- WHAT IS REQUIRED -
Print the entries in full, word for word, but not the pictures.

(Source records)

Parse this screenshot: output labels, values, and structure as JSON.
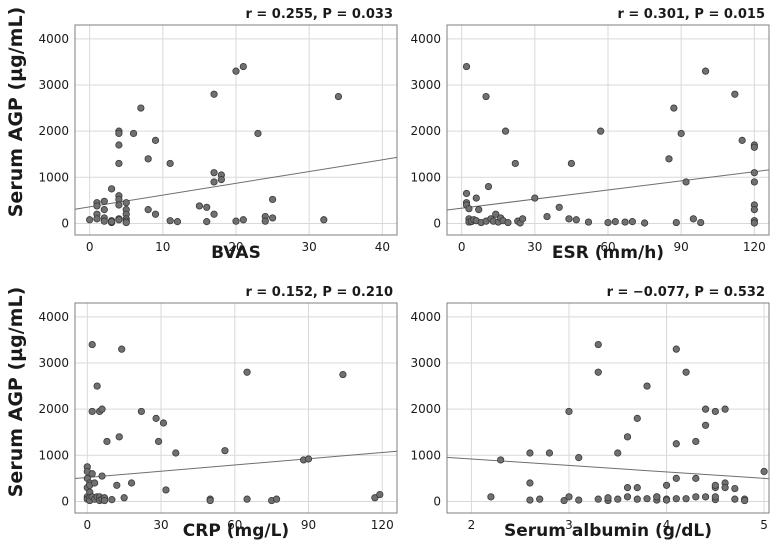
{
  "figure": {
    "ylabel_top": "Serum AGP (µg/mL)",
    "ylabel_bottom": "Serum AGP (µg/mL)"
  },
  "colors": {
    "point": "#707070",
    "point_edge": "#3a3a3a",
    "fit_line": "#6e6e6e",
    "grid": "#d9d9d9",
    "frame": "#7f7f7f"
  },
  "chart_data": [
    {
      "id": "bvas",
      "type": "scatter",
      "title": "r = 0.255, P = 0.033",
      "xlabel": "BVAS",
      "ylabel": "Serum AGP (µg/mL)",
      "xlim": [
        -2,
        42
      ],
      "ylim": [
        -250,
        4300
      ],
      "xticks": [
        0,
        10,
        20,
        30,
        40
      ],
      "yticks": [
        0,
        1000,
        2000,
        3000,
        4000
      ],
      "fit": {
        "intercept": 360,
        "slope": 25.5
      },
      "x": [
        0,
        1,
        1,
        1,
        1,
        2,
        2,
        2,
        2,
        3,
        3,
        3,
        3,
        3,
        4,
        4,
        4,
        4,
        4,
        4,
        4,
        4,
        4,
        5,
        5,
        5,
        5,
        5,
        5,
        6,
        7,
        8,
        8,
        9,
        9,
        11,
        11,
        12,
        15,
        16,
        16,
        17,
        17,
        17,
        17,
        18,
        18,
        20,
        20,
        21,
        21,
        23,
        24,
        24,
        25,
        25,
        32,
        34
      ],
      "y": [
        80,
        450,
        380,
        200,
        100,
        480,
        300,
        120,
        50,
        60,
        750,
        20,
        30,
        40,
        2000,
        1950,
        1700,
        1300,
        600,
        520,
        400,
        100,
        80,
        450,
        300,
        200,
        100,
        50,
        20,
        1950,
        2500,
        1400,
        300,
        1800,
        200,
        1300,
        60,
        40,
        380,
        350,
        40,
        2800,
        1100,
        900,
        200,
        1050,
        950,
        3300,
        50,
        3400,
        80,
        1950,
        150,
        50,
        520,
        120,
        80,
        2750
      ]
    },
    {
      "id": "esr",
      "type": "scatter",
      "title": "r = 0.301, P = 0.015",
      "xlabel": "ESR (mm/h)",
      "ylabel": "Serum AGP (µg/mL)",
      "xlim": [
        -6,
        126
      ],
      "ylim": [
        -250,
        4300
      ],
      "xticks": [
        0,
        30,
        60,
        90,
        120
      ],
      "yticks": [
        0,
        1000,
        2000,
        3000,
        4000
      ],
      "fit": {
        "intercept": 330,
        "slope": 6.6
      },
      "x": [
        2,
        2,
        2,
        2,
        3,
        3,
        3,
        4,
        4,
        5,
        6,
        6,
        7,
        8,
        10,
        10,
        11,
        12,
        13,
        14,
        15,
        16,
        17,
        18,
        19,
        22,
        23,
        24,
        25,
        30,
        35,
        40,
        44,
        45,
        47,
        52,
        57,
        60,
        63,
        67,
        70,
        75,
        85,
        87,
        88,
        90,
        92,
        95,
        98,
        100,
        112,
        115,
        120,
        120,
        120,
        120,
        120,
        120,
        120,
        120
      ],
      "y": [
        3400,
        650,
        450,
        400,
        320,
        100,
        30,
        40,
        50,
        80,
        550,
        60,
        300,
        20,
        50,
        2750,
        800,
        100,
        50,
        200,
        30,
        120,
        60,
        2000,
        20,
        1300,
        50,
        10,
        100,
        550,
        150,
        350,
        100,
        1300,
        80,
        30,
        2000,
        20,
        40,
        30,
        40,
        10,
        1400,
        2500,
        20,
        1950,
        900,
        100,
        20,
        3300,
        2800,
        1800,
        1700,
        1100,
        900,
        400,
        300,
        60,
        10,
        1650
      ]
    },
    {
      "id": "crp",
      "type": "scatter",
      "title": "r = 0.152, P = 0.210",
      "xlabel": "CRP (mg/L)",
      "ylabel": "Serum AGP (µg/mL)",
      "xlim": [
        -5,
        126
      ],
      "ylim": [
        -250,
        4300
      ],
      "xticks": [
        0,
        30,
        60,
        90,
        120
      ],
      "yticks": [
        0,
        1000,
        2000,
        3000,
        4000
      ],
      "fit": {
        "intercept": 520,
        "slope": 4.5
      },
      "x": [
        0,
        0,
        0,
        0,
        0,
        0,
        1,
        1,
        1,
        1,
        1,
        2,
        2,
        2,
        2,
        3,
        3,
        4,
        4,
        5,
        5,
        5,
        6,
        6,
        6,
        7,
        7,
        8,
        10,
        12,
        13,
        14,
        15,
        18,
        22,
        28,
        29,
        31,
        32,
        36,
        50,
        50,
        56,
        65,
        65,
        75,
        77,
        88,
        90,
        104,
        117,
        119
      ],
      "y": [
        750,
        650,
        500,
        300,
        100,
        50,
        400,
        350,
        200,
        80,
        20,
        3400,
        1950,
        600,
        100,
        400,
        50,
        2500,
        100,
        1950,
        100,
        20,
        2000,
        550,
        50,
        80,
        20,
        1300,
        40,
        350,
        1400,
        3300,
        80,
        400,
        1950,
        1800,
        1300,
        1700,
        250,
        1050,
        50,
        20,
        1100,
        2800,
        50,
        20,
        50,
        900,
        920,
        2750,
        80,
        150
      ]
    },
    {
      "id": "albumin",
      "type": "scatter",
      "title": "r = −0.077, P = 0.532",
      "xlabel": "Serum albumin (g/dL)",
      "ylabel": "Serum AGP (µg/mL)",
      "xlim": [
        1.75,
        5.05
      ],
      "ylim": [
        -250,
        4300
      ],
      "xticks": [
        2,
        3,
        4,
        5
      ],
      "yticks": [
        0,
        1000,
        2000,
        3000,
        4000
      ],
      "fit": {
        "intercept": 1200,
        "slope": -140
      },
      "x": [
        2.2,
        2.3,
        2.6,
        2.6,
        2.6,
        2.7,
        2.8,
        2.95,
        3.0,
        3.0,
        3.1,
        3.1,
        3.3,
        3.3,
        3.3,
        3.4,
        3.4,
        3.5,
        3.5,
        3.6,
        3.6,
        3.6,
        3.7,
        3.7,
        3.7,
        3.8,
        3.8,
        3.9,
        3.9,
        3.9,
        4.0,
        4.0,
        4.0,
        4.1,
        4.1,
        4.1,
        4.1,
        4.2,
        4.2,
        4.3,
        4.3,
        4.3,
        4.4,
        4.4,
        4.4,
        4.5,
        4.5,
        4.5,
        4.5,
        4.5,
        4.6,
        4.6,
        4.6,
        4.7,
        4.7,
        4.8,
        4.8,
        5.0
      ],
      "y": [
        100,
        900,
        1050,
        400,
        30,
        50,
        1050,
        20,
        1950,
        100,
        950,
        30,
        3400,
        2800,
        50,
        20,
        80,
        1050,
        50,
        1400,
        300,
        100,
        50,
        300,
        1800,
        2500,
        60,
        30,
        100,
        100,
        50,
        30,
        350,
        3300,
        1250,
        500,
        60,
        2800,
        60,
        1300,
        100,
        500,
        1650,
        100,
        2000,
        1950,
        300,
        40,
        100,
        350,
        2000,
        400,
        300,
        50,
        280,
        50,
        20,
        650
      ]
    }
  ]
}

- RESPONSE FOR THIS EXERCISE -
Parse this screenshot: output labels, values, and structure as JSON.
{
  "figure": {
    "ylabel_top": "Serum AGP (µg/mL)",
    "ylabel_bottom": "Serum AGP (µg/mL)"
  },
  "colors": {
    "point": "#707070",
    "point_edge": "#3a3a3a",
    "fit_line": "#6e6e6e",
    "grid": "#d9d9d9",
    "frame": "#7f7f7f"
  },
  "chart_data": [
    {
      "id": "bvas",
      "type": "scatter",
      "title": "r = 0.255, P = 0.033",
      "xlabel": "BVAS",
      "ylabel": "Serum AGP (µg/mL)",
      "xlim": [
        -2,
        42
      ],
      "ylim": [
        -250,
        4300
      ],
      "xticks": [
        0,
        10,
        20,
        30,
        40
      ],
      "yticks": [
        0,
        1000,
        2000,
        3000,
        4000
      ],
      "fit": {
        "intercept": 360,
        "slope": 25.5
      },
      "x": [
        0,
        1,
        1,
        1,
        1,
        2,
        2,
        2,
        2,
        3,
        3,
        3,
        3,
        3,
        4,
        4,
        4,
        4,
        4,
        4,
        4,
        4,
        4,
        5,
        5,
        5,
        5,
        5,
        5,
        6,
        7,
        8,
        8,
        9,
        9,
        11,
        11,
        12,
        15,
        16,
        16,
        17,
        17,
        17,
        17,
        18,
        18,
        20,
        20,
        21,
        21,
        23,
        24,
        24,
        25,
        25,
        32,
        34
      ],
      "y": [
        80,
        450,
        380,
        200,
        100,
        480,
        300,
        120,
        50,
        60,
        750,
        20,
        30,
        40,
        2000,
        1950,
        1700,
        1300,
        600,
        520,
        400,
        100,
        80,
        450,
        300,
        200,
        100,
        50,
        20,
        1950,
        2500,
        1400,
        300,
        1800,
        200,
        1300,
        60,
        40,
        380,
        350,
        40,
        2800,
        1100,
        900,
        200,
        1050,
        950,
        3300,
        50,
        3400,
        80,
        1950,
        150,
        50,
        520,
        120,
        80,
        2750
      ]
    },
    {
      "id": "esr",
      "type": "scatter",
      "title": "r = 0.301, P = 0.015",
      "xlabel": "ESR (mm/h)",
      "ylabel": "Serum AGP (µg/mL)",
      "xlim": [
        -6,
        126
      ],
      "ylim": [
        -250,
        4300
      ],
      "xticks": [
        0,
        30,
        60,
        90,
        120
      ],
      "yticks": [
        0,
        1000,
        2000,
        3000,
        4000
      ],
      "fit": {
        "intercept": 330,
        "slope": 6.6
      },
      "x": [
        2,
        2,
        2,
        2,
        3,
        3,
        3,
        4,
        4,
        5,
        6,
        6,
        7,
        8,
        10,
        10,
        11,
        12,
        13,
        14,
        15,
        16,
        17,
        18,
        19,
        22,
        23,
        24,
        25,
        30,
        35,
        40,
        44,
        45,
        47,
        52,
        57,
        60,
        63,
        67,
        70,
        75,
        85,
        87,
        88,
        90,
        92,
        95,
        98,
        100,
        112,
        115,
        120,
        120,
        120,
        120,
        120,
        120,
        120,
        120
      ],
      "y": [
        3400,
        650,
        450,
        400,
        320,
        100,
        30,
        40,
        50,
        80,
        550,
        60,
        300,
        20,
        50,
        2750,
        800,
        100,
        50,
        200,
        30,
        120,
        60,
        2000,
        20,
        1300,
        50,
        10,
        100,
        550,
        150,
        350,
        100,
        1300,
        80,
        30,
        2000,
        20,
        40,
        30,
        40,
        10,
        1400,
        2500,
        20,
        1950,
        900,
        100,
        20,
        3300,
        2800,
        1800,
        1700,
        1100,
        900,
        400,
        300,
        60,
        10,
        1650
      ]
    },
    {
      "id": "crp",
      "type": "scatter",
      "title": "r = 0.152, P = 0.210",
      "xlabel": "CRP (mg/L)",
      "ylabel": "Serum AGP (µg/mL)",
      "xlim": [
        -5,
        126
      ],
      "ylim": [
        -250,
        4300
      ],
      "xticks": [
        0,
        30,
        60,
        90,
        120
      ],
      "yticks": [
        0,
        1000,
        2000,
        3000,
        4000
      ],
      "fit": {
        "intercept": 520,
        "slope": 4.5
      },
      "x": [
        0,
        0,
        0,
        0,
        0,
        0,
        1,
        1,
        1,
        1,
        1,
        2,
        2,
        2,
        2,
        3,
        3,
        4,
        4,
        5,
        5,
        5,
        6,
        6,
        6,
        7,
        7,
        8,
        10,
        12,
        13,
        14,
        15,
        18,
        22,
        28,
        29,
        31,
        32,
        36,
        50,
        50,
        56,
        65,
        65,
        75,
        77,
        88,
        90,
        104,
        117,
        119
      ],
      "y": [
        750,
        650,
        500,
        300,
        100,
        50,
        400,
        350,
        200,
        80,
        20,
        3400,
        1950,
        600,
        100,
        400,
        50,
        2500,
        100,
        1950,
        100,
        20,
        2000,
        550,
        50,
        80,
        20,
        1300,
        40,
        350,
        1400,
        3300,
        80,
        400,
        1950,
        1800,
        1300,
        1700,
        250,
        1050,
        50,
        20,
        1100,
        2800,
        50,
        20,
        50,
        900,
        920,
        2750,
        80,
        150
      ]
    },
    {
      "id": "albumin",
      "type": "scatter",
      "title": "r = −0.077, P = 0.532",
      "xlabel": "Serum albumin (g/dL)",
      "ylabel": "Serum AGP (µg/mL)",
      "xlim": [
        1.75,
        5.05
      ],
      "ylim": [
        -250,
        4300
      ],
      "xticks": [
        2,
        3,
        4,
        5
      ],
      "yticks": [
        0,
        1000,
        2000,
        3000,
        4000
      ],
      "fit": {
        "intercept": 1200,
        "slope": -140
      },
      "x": [
        2.2,
        2.3,
        2.6,
        2.6,
        2.6,
        2.7,
        2.8,
        2.95,
        3.0,
        3.0,
        3.1,
        3.1,
        3.3,
        3.3,
        3.3,
        3.4,
        3.4,
        3.5,
        3.5,
        3.6,
        3.6,
        3.6,
        3.7,
        3.7,
        3.7,
        3.8,
        3.8,
        3.9,
        3.9,
        3.9,
        4.0,
        4.0,
        4.0,
        4.1,
        4.1,
        4.1,
        4.1,
        4.2,
        4.2,
        4.3,
        4.3,
        4.3,
        4.4,
        4.4,
        4.4,
        4.5,
        4.5,
        4.5,
        4.5,
        4.5,
        4.6,
        4.6,
        4.6,
        4.7,
        4.7,
        4.8,
        4.8,
        5.0
      ],
      "y": [
        100,
        900,
        1050,
        400,
        30,
        50,
        1050,
        20,
        1950,
        100,
        950,
        30,
        3400,
        2800,
        50,
        20,
        80,
        1050,
        50,
        1400,
        300,
        100,
        50,
        300,
        1800,
        2500,
        60,
        30,
        100,
        100,
        50,
        30,
        350,
        3300,
        1250,
        500,
        60,
        2800,
        60,
        1300,
        100,
        500,
        1650,
        100,
        2000,
        1950,
        300,
        40,
        100,
        350,
        2000,
        400,
        300,
        50,
        280,
        50,
        20,
        650
      ]
    }
  ]
}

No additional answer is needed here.